(Figure record extracts)
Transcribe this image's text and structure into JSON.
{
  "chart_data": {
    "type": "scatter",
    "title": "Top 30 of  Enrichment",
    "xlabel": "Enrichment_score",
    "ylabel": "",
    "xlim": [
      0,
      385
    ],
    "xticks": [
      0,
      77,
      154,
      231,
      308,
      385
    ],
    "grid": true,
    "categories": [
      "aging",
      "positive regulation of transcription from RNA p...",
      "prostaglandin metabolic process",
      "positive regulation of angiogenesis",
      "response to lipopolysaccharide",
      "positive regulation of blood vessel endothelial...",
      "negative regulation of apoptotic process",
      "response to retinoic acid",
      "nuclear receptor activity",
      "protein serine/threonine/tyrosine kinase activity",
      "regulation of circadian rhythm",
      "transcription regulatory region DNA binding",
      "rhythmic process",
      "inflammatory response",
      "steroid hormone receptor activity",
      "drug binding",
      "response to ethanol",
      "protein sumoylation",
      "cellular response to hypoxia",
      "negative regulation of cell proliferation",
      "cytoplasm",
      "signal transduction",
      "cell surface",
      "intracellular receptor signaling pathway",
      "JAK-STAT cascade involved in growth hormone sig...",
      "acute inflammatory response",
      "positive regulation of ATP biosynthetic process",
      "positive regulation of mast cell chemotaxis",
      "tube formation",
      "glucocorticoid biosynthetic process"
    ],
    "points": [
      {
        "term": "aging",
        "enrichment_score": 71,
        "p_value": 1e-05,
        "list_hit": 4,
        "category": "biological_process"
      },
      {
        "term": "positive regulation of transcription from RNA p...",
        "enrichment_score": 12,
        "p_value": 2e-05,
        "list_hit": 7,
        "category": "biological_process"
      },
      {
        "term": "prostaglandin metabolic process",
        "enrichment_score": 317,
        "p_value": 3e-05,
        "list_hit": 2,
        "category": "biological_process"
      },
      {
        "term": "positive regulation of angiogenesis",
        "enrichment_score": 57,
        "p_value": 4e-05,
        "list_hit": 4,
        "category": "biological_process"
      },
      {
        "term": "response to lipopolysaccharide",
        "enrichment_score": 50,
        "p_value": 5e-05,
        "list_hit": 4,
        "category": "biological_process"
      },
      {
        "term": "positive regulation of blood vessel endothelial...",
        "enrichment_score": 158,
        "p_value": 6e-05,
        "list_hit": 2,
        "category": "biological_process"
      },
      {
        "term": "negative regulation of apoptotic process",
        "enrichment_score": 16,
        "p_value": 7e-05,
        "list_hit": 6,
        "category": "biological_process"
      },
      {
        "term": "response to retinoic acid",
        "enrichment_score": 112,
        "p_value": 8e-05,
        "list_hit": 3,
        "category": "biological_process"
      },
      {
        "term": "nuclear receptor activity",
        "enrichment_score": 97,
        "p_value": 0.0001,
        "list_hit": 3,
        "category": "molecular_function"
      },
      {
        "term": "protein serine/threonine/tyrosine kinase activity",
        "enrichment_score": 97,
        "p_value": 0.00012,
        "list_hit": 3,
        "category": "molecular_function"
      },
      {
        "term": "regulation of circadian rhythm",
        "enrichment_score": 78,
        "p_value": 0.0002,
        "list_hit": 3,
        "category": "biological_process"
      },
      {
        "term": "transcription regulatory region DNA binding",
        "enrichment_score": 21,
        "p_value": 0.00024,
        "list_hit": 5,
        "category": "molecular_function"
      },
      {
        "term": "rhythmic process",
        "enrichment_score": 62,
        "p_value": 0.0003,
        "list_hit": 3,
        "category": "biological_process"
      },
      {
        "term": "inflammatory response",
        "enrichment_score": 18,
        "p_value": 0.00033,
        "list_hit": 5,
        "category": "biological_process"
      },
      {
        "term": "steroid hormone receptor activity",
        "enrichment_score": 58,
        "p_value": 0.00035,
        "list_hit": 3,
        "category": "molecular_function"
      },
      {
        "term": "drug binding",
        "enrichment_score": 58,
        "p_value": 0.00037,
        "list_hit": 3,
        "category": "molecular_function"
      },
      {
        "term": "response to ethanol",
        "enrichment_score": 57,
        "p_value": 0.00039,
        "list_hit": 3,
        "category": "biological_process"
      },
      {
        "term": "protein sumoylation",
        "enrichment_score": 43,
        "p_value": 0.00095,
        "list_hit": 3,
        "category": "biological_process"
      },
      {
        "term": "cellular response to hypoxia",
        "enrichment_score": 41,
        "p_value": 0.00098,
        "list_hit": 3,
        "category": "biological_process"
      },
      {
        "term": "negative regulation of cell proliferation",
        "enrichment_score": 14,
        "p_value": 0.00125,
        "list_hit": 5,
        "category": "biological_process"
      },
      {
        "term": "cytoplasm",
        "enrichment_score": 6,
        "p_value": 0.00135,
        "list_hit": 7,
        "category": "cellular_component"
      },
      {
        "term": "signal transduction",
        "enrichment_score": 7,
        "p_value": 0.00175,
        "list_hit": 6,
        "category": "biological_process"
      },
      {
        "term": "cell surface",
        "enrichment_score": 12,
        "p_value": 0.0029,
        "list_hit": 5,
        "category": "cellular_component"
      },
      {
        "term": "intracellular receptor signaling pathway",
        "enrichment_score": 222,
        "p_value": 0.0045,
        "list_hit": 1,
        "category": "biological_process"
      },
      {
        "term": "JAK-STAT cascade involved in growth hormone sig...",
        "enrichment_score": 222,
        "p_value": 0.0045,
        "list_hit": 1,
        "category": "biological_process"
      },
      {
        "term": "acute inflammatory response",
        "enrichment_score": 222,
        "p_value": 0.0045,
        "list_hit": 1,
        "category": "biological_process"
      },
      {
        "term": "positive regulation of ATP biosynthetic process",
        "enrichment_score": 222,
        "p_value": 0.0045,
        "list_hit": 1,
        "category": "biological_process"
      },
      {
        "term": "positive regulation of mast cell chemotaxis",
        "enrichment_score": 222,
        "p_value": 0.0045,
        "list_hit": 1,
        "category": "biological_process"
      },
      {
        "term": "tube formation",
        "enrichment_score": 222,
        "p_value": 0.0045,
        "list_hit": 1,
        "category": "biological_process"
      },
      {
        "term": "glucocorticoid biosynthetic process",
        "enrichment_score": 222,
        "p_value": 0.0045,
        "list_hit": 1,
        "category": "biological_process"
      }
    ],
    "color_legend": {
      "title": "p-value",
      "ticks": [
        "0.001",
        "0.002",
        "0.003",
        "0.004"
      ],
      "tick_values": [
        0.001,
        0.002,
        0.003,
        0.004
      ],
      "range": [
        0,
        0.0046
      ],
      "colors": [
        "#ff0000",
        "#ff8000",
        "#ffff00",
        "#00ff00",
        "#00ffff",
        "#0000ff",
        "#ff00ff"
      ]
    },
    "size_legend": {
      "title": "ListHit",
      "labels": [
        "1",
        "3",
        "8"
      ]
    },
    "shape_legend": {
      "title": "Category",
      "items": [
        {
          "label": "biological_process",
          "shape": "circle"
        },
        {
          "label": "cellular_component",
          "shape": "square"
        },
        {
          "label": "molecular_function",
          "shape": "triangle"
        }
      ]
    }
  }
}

* What is expected *
Every line containing the string "tube" in the entries should be counted; give the resulting number and nothing else.

* Your solution *
2